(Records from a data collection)
——
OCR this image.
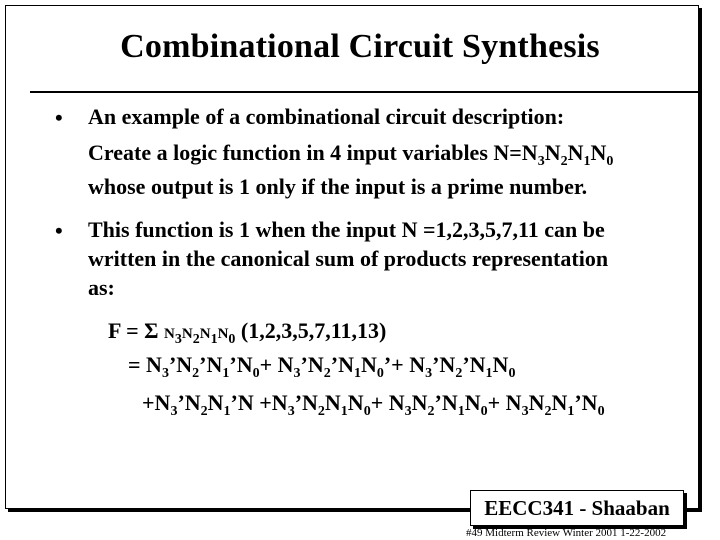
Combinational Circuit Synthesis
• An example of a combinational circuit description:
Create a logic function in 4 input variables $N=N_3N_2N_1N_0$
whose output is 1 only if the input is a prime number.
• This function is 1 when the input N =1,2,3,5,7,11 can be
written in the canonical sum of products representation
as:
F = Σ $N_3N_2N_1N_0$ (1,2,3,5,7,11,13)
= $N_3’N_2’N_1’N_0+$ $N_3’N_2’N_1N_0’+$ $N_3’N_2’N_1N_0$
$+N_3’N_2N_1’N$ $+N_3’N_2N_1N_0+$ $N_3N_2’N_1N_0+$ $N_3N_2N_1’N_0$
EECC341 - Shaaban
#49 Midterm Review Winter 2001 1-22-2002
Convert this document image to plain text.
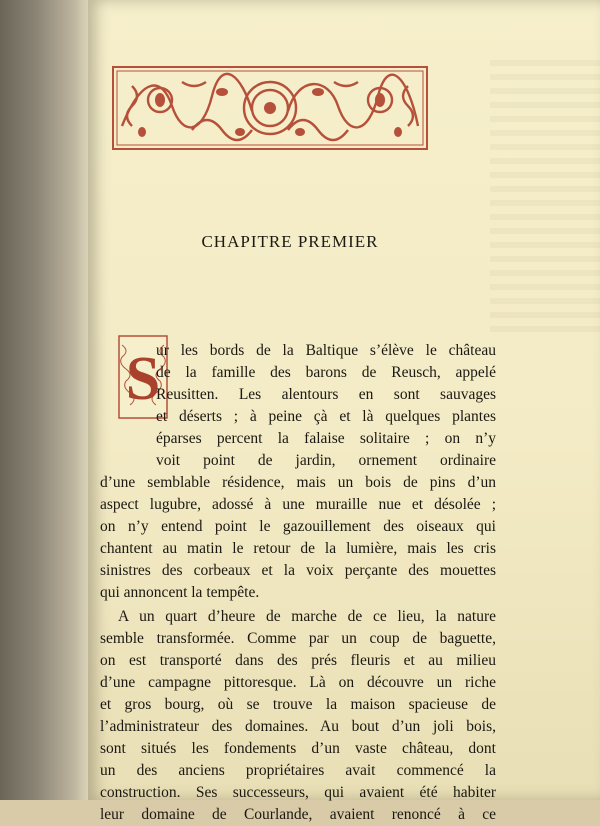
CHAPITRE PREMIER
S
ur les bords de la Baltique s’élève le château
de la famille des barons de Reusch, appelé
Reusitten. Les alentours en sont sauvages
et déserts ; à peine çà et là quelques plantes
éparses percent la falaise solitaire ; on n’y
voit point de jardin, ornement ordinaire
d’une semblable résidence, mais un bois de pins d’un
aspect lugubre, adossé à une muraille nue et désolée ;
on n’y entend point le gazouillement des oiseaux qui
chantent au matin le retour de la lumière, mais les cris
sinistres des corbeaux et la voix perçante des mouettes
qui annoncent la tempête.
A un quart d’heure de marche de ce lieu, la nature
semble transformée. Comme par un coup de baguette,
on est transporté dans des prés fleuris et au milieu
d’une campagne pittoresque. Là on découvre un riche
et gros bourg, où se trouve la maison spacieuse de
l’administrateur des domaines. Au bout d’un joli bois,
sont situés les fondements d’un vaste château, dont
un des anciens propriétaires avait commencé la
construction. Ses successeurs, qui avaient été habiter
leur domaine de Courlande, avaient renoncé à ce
——
- _WHAT THE TASK REQUIRES_:
Copy and report every line where the word "château" is present.

- _RESPONSE FOR THIS EXERCISE_:
ur les bords de la Baltique s’élève le château
sont situés les fondements d’un vaste château, dont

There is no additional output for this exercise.